(Dataset records)
'''

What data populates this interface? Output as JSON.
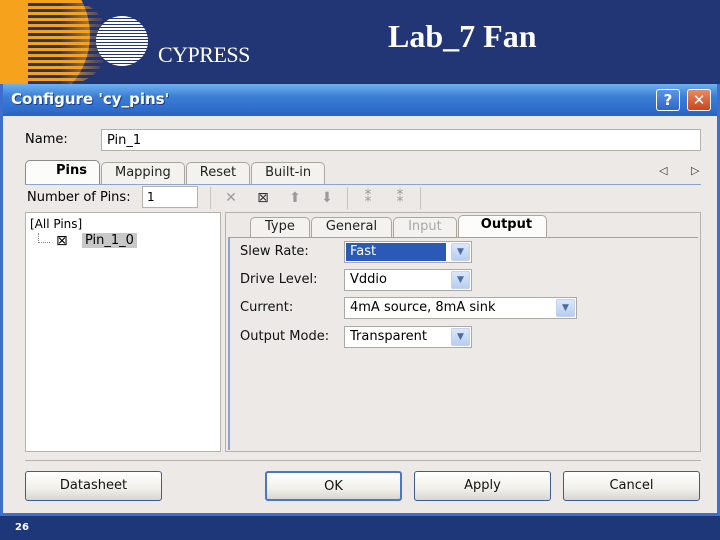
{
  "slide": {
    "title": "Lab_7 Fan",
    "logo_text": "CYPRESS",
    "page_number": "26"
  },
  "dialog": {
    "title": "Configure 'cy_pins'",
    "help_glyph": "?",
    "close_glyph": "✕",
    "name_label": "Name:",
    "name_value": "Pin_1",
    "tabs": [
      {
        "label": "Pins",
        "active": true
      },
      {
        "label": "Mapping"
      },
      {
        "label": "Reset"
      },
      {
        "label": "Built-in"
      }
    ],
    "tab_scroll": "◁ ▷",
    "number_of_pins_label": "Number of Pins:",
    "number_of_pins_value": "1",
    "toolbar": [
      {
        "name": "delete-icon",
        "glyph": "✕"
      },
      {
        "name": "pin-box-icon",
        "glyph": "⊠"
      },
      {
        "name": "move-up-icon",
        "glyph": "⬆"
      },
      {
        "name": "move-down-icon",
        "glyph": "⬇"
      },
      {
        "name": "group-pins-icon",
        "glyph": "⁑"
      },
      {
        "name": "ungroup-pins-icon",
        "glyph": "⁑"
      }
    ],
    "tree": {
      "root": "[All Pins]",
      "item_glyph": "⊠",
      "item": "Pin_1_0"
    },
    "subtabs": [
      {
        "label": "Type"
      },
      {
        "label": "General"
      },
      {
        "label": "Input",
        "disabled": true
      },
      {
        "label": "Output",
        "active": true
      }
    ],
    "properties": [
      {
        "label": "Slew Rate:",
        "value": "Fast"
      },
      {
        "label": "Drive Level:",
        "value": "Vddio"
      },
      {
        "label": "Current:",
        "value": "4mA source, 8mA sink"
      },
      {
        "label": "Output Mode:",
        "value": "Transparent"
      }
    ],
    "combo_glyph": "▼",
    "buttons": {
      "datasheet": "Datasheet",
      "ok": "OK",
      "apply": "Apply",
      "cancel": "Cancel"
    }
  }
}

'''

Quote the listing above in full, except for the pictures.

What data populates this interface? Output as JSON.
{
  "slide": {
    "title": "Lab_7 Fan",
    "logo_text": "CYPRESS",
    "page_number": "26"
  },
  "dialog": {
    "title": "Configure 'cy_pins'",
    "help_glyph": "?",
    "close_glyph": "✕",
    "name_label": "Name:",
    "name_value": "Pin_1",
    "tabs": [
      {
        "label": "Pins",
        "active": true
      },
      {
        "label": "Mapping"
      },
      {
        "label": "Reset"
      },
      {
        "label": "Built-in"
      }
    ],
    "tab_scroll": "◁ ▷",
    "number_of_pins_label": "Number of Pins:",
    "number_of_pins_value": "1",
    "toolbar": [
      {
        "name": "delete-icon",
        "glyph": "✕"
      },
      {
        "name": "pin-box-icon",
        "glyph": "⊠"
      },
      {
        "name": "move-up-icon",
        "glyph": "⬆"
      },
      {
        "name": "move-down-icon",
        "glyph": "⬇"
      },
      {
        "name": "group-pins-icon",
        "glyph": "⁑"
      },
      {
        "name": "ungroup-pins-icon",
        "glyph": "⁑"
      }
    ],
    "tree": {
      "root": "[All Pins]",
      "item_glyph": "⊠",
      "item": "Pin_1_0"
    },
    "subtabs": [
      {
        "label": "Type"
      },
      {
        "label": "General"
      },
      {
        "label": "Input",
        "disabled": true
      },
      {
        "label": "Output",
        "active": true
      }
    ],
    "properties": [
      {
        "label": "Slew Rate:",
        "value": "Fast"
      },
      {
        "label": "Drive Level:",
        "value": "Vddio"
      },
      {
        "label": "Current:",
        "value": "4mA source, 8mA sink"
      },
      {
        "label": "Output Mode:",
        "value": "Transparent"
      }
    ],
    "combo_glyph": "▼",
    "buttons": {
      "datasheet": "Datasheet",
      "ok": "OK",
      "apply": "Apply",
      "cancel": "Cancel"
    }
  }
}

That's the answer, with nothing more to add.